=== WHAT YOU WILL DO ===
Below are the records; collect from them each line containing the string "frac".
# Start of EXERCISE INPUTS
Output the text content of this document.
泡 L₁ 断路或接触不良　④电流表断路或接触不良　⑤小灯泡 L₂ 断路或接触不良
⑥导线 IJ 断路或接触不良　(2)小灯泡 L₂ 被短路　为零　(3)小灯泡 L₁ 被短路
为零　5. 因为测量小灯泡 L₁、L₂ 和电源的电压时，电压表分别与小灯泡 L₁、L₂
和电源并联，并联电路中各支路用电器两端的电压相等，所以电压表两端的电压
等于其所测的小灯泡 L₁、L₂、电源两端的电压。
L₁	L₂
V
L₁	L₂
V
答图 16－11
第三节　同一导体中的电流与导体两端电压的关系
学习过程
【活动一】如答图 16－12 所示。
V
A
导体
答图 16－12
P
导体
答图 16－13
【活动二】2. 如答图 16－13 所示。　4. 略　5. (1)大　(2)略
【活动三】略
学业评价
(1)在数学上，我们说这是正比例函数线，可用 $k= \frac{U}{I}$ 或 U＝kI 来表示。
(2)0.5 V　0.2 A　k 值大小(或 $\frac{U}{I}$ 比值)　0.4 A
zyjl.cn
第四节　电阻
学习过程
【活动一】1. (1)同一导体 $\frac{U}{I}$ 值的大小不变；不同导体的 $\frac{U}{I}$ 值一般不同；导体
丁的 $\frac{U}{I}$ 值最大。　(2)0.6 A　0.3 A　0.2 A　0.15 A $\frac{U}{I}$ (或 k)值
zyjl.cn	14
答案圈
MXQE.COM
# End of EXERCISE INPUTS
=== FULL RESPONSE ===
(1)在数学上，我们说这是正比例函数线，可用 $k= \frac{U}{I}$ 或 U＝kI 来表示。
(2)0.5 V　0.2 A　k 值大小(或 $\frac{U}{I}$ 比值)　0.4 A
【活动一】1. (1)同一导体 $\frac{U}{I}$ 值的大小不变；不同导体的 $\frac{U}{I}$ 值一般不同；导体
丁的 $\frac{U}{I}$ 值最大。　(2)0.6 A　0.3 A　0.2 A　0.15 A $\frac{U}{I}$ (或 k)值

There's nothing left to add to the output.